━━━━━ Provided data

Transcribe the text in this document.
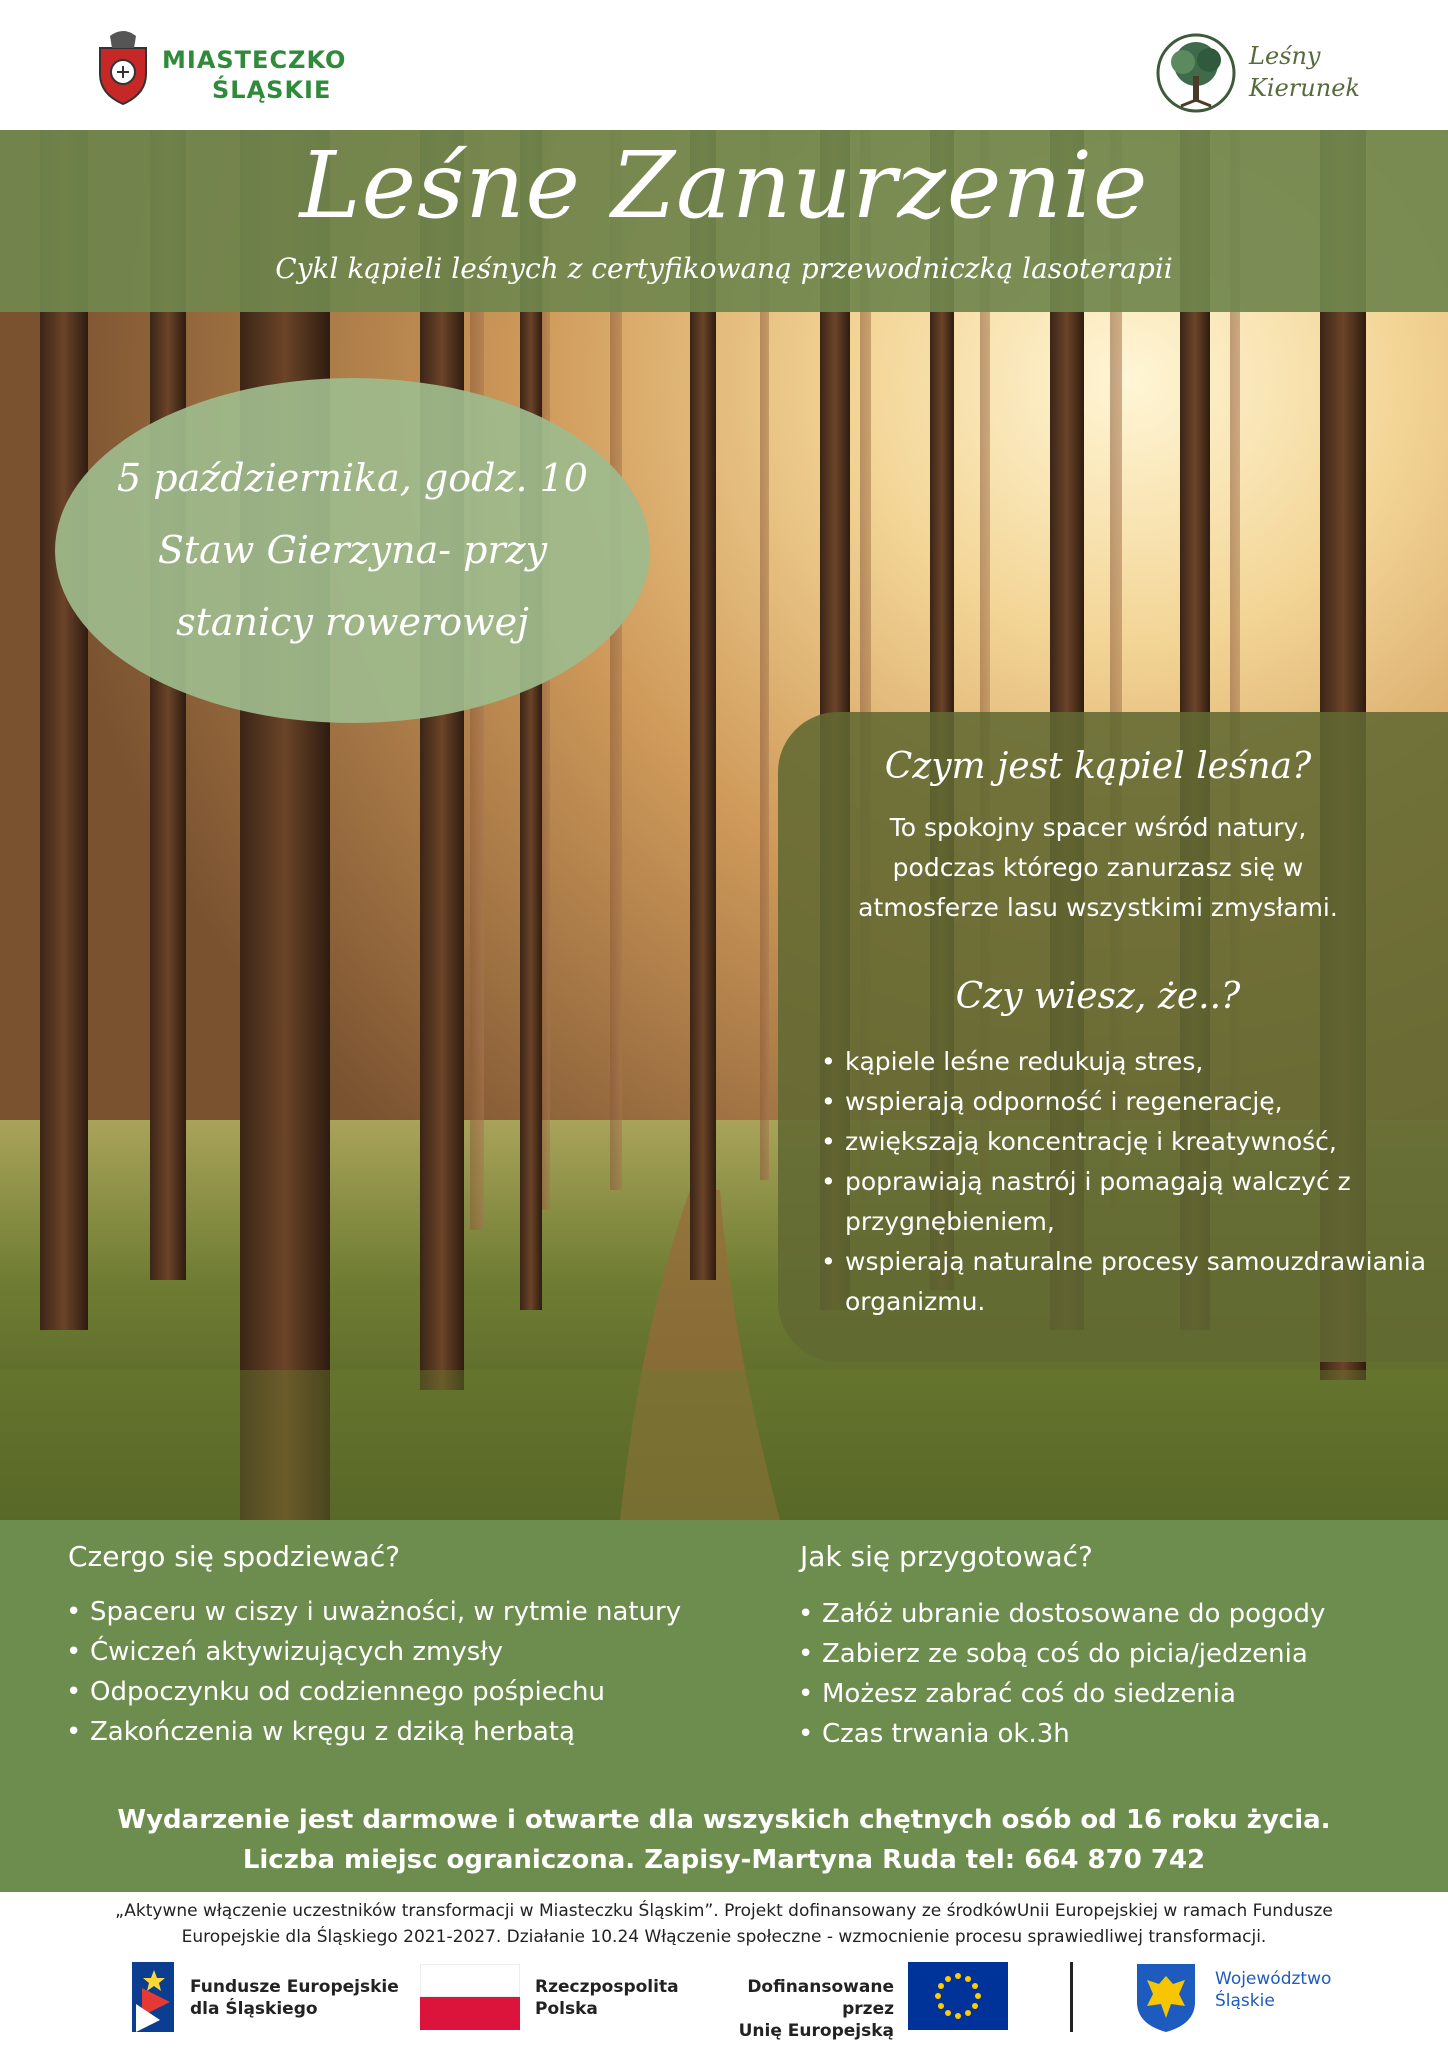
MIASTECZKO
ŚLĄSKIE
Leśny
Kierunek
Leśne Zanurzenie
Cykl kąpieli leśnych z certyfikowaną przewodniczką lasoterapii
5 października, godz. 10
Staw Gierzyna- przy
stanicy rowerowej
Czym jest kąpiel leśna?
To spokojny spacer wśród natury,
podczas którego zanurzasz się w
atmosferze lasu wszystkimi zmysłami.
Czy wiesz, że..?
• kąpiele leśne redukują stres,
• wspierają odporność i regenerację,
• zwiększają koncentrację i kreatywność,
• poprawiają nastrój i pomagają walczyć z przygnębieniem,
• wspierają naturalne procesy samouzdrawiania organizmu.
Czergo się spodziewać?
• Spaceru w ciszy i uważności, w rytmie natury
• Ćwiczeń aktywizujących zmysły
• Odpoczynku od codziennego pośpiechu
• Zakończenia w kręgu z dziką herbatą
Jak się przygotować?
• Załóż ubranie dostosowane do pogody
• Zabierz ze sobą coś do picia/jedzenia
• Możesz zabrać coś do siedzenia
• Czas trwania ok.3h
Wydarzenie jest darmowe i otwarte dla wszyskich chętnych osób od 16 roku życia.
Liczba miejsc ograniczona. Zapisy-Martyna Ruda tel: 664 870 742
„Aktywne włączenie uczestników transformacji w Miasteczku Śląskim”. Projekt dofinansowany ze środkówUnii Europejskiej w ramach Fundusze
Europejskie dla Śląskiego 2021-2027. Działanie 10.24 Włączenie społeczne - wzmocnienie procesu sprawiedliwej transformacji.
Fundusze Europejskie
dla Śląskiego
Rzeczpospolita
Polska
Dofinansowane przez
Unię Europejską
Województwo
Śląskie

━━━━━━━━━━
━━━━━ Provided data

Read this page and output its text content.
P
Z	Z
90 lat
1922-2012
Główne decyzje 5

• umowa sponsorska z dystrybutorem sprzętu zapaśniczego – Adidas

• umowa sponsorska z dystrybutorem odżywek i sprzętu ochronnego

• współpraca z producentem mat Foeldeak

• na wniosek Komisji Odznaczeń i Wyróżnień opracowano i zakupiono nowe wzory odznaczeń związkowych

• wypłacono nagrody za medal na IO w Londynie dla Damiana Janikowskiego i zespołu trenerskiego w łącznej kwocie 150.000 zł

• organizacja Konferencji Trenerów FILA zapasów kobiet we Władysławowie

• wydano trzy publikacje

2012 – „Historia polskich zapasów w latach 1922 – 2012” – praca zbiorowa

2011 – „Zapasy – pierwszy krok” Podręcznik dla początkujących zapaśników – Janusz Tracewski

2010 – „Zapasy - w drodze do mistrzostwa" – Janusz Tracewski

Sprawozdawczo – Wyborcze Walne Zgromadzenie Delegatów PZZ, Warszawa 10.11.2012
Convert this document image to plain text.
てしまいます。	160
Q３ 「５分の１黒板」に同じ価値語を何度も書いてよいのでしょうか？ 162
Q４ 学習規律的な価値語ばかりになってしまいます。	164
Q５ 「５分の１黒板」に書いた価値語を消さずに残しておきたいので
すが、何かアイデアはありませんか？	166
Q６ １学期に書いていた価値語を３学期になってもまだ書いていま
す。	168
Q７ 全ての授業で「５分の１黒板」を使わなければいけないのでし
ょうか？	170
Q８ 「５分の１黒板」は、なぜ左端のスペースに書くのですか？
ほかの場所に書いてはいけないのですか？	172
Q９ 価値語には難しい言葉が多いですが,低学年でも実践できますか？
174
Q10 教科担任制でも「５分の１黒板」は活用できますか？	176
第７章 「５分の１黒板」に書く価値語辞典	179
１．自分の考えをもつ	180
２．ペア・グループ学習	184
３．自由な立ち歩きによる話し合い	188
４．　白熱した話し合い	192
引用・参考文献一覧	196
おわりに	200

━━━━━━━━━━
━━━━━ Provided data

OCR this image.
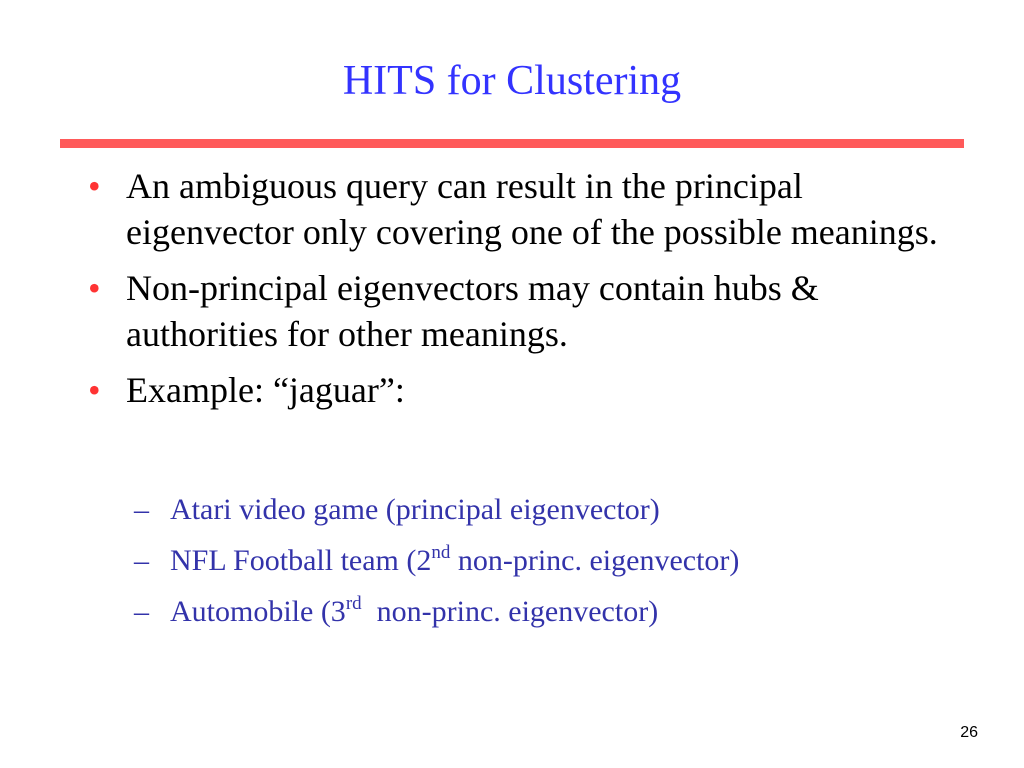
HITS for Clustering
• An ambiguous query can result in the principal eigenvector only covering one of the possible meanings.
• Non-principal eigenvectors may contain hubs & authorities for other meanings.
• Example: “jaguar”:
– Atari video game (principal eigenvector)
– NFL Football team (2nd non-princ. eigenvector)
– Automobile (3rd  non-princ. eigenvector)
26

━━━━━━━━━━

Requirements> From the data above, work out how many lines hold "jest". Answer with the number alone.

Reply to the exercise> 2